** begin Material supplied **

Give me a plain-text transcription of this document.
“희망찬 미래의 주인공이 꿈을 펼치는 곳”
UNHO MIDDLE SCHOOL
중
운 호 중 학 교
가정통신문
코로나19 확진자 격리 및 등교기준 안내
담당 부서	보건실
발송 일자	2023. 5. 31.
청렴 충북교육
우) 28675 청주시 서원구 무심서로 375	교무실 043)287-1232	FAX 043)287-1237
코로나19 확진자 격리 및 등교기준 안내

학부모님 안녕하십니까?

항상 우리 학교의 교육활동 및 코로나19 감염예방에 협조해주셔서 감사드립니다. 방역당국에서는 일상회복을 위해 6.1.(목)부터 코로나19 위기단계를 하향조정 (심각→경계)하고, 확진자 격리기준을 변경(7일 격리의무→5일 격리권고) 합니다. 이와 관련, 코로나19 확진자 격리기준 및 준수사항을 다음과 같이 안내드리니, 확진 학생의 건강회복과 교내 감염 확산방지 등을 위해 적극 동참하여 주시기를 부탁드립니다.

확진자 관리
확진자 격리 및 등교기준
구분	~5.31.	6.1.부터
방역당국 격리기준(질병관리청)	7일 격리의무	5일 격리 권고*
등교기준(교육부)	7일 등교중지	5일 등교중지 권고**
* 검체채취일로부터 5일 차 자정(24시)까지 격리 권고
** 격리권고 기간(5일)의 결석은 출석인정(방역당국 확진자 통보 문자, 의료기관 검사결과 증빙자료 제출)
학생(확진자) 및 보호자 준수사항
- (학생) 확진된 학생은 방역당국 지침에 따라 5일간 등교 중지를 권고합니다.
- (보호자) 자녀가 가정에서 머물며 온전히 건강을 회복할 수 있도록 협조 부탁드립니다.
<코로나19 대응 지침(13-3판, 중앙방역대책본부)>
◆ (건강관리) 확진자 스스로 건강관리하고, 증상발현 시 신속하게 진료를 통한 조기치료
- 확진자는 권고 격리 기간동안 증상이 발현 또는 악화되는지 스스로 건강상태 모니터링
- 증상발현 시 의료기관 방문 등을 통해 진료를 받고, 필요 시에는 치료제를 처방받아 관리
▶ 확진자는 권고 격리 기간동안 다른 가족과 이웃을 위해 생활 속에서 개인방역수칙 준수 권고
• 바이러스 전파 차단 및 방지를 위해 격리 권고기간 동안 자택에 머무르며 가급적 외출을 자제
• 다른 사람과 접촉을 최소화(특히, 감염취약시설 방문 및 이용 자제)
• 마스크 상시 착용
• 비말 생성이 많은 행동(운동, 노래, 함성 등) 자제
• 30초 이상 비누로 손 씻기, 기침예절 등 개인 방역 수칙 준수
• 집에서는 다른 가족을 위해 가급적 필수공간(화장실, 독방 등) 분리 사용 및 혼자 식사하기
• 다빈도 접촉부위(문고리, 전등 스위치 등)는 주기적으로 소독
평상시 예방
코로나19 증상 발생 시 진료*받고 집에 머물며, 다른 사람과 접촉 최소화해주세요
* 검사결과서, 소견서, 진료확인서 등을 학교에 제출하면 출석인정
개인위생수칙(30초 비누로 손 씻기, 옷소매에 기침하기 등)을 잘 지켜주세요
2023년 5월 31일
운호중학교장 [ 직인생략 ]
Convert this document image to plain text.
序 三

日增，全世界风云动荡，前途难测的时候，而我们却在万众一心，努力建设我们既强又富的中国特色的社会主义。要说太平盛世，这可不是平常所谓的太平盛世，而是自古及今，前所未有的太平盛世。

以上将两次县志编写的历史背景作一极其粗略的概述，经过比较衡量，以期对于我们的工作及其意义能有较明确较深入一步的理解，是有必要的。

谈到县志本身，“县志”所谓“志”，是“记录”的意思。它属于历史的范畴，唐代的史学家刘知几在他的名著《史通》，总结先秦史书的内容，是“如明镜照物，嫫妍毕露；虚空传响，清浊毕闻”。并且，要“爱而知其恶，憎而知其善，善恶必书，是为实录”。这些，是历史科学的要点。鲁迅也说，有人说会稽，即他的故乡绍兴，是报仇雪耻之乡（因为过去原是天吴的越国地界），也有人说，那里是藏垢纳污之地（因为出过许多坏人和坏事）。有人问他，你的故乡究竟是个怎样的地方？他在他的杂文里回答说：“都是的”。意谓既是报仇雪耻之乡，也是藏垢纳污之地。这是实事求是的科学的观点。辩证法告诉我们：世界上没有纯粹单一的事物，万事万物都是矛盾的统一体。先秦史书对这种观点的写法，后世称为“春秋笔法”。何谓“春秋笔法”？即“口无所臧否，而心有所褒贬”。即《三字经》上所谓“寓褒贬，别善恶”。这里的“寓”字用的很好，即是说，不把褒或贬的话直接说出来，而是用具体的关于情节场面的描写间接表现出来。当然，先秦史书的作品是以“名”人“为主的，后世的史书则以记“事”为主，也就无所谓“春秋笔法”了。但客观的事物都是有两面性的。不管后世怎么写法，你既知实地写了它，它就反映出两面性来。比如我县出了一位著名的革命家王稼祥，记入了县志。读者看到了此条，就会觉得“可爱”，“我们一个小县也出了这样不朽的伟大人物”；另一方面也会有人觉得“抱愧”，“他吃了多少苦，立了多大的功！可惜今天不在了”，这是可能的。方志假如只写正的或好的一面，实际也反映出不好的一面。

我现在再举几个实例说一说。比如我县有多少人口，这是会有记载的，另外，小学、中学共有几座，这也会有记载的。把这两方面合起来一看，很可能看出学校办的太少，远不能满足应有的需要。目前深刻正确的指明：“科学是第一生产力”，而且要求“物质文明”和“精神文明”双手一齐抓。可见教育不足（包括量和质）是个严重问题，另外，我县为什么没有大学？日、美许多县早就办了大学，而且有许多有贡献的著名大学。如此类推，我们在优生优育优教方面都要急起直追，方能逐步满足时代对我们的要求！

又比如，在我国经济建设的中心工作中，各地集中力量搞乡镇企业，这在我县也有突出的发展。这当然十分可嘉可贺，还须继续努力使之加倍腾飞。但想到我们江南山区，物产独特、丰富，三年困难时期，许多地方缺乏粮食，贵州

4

** end Material supplied **

Return the lines of the records that include the string "부탁드립니다".

Task solution:
항상 우리 학교의 교육활동 및 코로나19 감염예방에 협조해주셔서 감사드립니다. 방역당국에서는 일상회복을 위해 6.1.(목)부터 코로나19 위기단계를 하향조정 (심각→경계)하고, 확진자 격리기준을 변경(7일 격리의무→5일 격리권고) 합니다. 이와 관련, 코로나19 확진자 격리기준 및 준수사항을 다음과 같이 안내드리니, 확진 학생의 건강회복과 교내 감염 확산방지 등을 위해 적극 동참하여 주시기를 부탁드립니다.
- (보호자) 자녀가 가정에서 머물며 온전히 건강을 회복할 수 있도록 협조 부탁드립니다.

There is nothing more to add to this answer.